▶ [Entries supplied]:
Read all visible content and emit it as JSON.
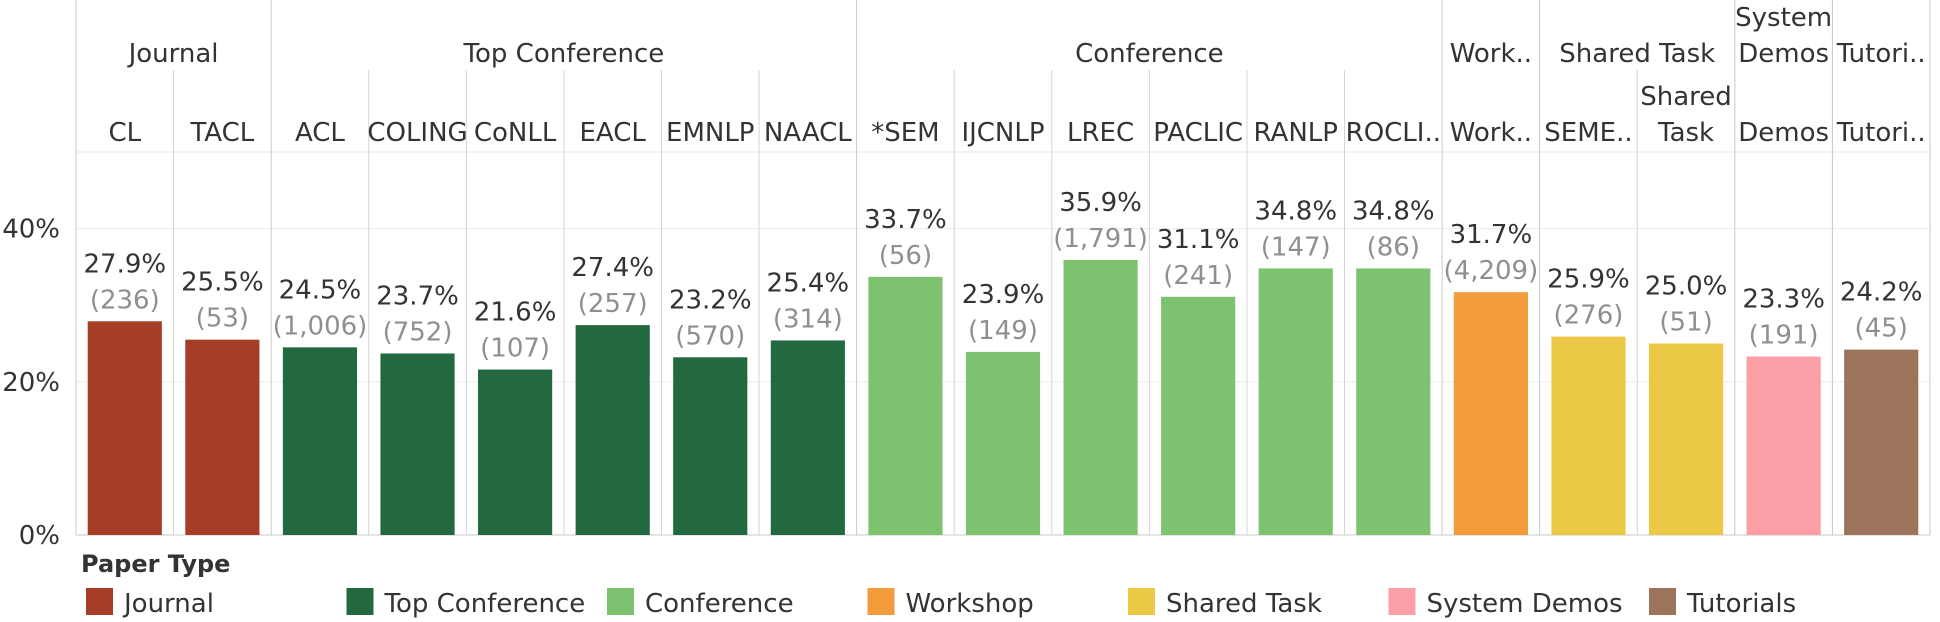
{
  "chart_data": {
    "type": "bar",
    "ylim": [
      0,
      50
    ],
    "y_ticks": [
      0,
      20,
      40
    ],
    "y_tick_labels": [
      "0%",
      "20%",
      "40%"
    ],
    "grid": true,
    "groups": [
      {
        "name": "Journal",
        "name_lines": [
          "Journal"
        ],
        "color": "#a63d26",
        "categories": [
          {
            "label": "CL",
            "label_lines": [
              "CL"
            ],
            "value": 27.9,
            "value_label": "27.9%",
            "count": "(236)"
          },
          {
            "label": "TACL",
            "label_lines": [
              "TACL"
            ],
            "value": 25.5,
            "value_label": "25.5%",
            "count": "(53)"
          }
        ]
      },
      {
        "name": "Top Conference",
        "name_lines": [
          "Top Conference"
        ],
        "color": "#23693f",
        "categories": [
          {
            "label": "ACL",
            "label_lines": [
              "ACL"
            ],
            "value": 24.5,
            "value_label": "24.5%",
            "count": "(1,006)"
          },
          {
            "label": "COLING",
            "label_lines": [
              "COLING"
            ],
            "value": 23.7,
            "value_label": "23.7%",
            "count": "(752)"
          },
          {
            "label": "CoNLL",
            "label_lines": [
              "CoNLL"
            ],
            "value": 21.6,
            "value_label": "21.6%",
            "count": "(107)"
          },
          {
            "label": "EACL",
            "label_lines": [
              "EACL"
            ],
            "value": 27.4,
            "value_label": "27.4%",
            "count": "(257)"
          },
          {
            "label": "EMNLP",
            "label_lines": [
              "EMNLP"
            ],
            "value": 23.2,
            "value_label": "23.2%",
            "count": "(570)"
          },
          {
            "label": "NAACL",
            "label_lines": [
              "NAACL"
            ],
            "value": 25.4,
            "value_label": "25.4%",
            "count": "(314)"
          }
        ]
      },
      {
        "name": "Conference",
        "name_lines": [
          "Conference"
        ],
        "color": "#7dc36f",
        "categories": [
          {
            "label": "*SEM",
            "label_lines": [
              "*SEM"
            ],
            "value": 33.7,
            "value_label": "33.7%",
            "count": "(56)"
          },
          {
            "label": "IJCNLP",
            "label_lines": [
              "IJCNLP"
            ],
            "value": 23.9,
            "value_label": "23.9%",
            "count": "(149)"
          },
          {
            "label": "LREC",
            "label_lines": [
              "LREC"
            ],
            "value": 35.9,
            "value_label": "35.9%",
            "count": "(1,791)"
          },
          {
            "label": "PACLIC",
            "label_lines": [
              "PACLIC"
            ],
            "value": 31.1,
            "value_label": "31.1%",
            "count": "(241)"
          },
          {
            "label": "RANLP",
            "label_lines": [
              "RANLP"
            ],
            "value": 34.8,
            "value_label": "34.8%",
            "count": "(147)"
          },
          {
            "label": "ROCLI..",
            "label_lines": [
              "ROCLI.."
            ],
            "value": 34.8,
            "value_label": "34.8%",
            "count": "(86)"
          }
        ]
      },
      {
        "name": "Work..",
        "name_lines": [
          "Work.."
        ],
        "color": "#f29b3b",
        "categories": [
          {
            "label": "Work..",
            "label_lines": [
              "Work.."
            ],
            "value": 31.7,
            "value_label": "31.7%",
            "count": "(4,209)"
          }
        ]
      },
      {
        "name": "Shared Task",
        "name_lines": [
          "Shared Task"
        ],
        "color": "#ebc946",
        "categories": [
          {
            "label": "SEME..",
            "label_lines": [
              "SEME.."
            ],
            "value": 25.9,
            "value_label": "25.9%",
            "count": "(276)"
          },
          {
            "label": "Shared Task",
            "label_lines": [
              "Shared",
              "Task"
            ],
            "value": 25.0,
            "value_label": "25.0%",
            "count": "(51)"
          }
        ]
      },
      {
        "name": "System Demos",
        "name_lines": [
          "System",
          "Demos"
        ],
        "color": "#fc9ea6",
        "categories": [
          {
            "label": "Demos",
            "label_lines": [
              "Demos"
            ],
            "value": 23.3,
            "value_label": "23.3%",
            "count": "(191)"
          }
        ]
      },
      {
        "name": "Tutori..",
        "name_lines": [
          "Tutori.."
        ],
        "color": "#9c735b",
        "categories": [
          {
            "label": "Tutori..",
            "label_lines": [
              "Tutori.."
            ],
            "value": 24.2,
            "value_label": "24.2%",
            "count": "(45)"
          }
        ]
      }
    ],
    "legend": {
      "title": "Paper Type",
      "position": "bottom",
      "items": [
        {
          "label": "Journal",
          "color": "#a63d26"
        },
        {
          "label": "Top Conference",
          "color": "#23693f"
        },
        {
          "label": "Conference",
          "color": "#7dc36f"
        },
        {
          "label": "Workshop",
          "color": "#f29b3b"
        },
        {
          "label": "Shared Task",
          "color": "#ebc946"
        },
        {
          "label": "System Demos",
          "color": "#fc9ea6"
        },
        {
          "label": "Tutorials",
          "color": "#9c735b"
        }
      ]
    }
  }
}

* * *

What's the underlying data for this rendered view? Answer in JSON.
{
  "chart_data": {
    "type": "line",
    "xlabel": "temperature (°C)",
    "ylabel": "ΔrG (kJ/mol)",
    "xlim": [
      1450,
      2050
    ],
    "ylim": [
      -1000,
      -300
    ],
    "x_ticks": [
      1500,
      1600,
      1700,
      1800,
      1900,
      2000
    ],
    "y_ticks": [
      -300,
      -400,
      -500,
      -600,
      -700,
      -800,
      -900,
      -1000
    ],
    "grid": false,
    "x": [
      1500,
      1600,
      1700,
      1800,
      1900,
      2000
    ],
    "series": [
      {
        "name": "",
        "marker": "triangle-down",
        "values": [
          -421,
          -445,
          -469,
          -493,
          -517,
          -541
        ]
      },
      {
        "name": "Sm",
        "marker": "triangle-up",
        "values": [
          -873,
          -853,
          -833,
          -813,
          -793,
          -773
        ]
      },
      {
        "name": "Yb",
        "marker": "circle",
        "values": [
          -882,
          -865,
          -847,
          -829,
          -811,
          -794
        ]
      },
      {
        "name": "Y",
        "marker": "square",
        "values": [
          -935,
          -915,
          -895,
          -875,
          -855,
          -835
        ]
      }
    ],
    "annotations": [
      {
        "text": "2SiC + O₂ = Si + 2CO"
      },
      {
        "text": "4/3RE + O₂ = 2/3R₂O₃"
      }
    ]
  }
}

▶ [Directions]: Search the lines above for the string "text", then show every one that has it.

▶ [Response]:
        "text": "2SiC + O₂ = Si + 2CO"
        "text": "4/3RE + O₂ = 2/3R₂O₃"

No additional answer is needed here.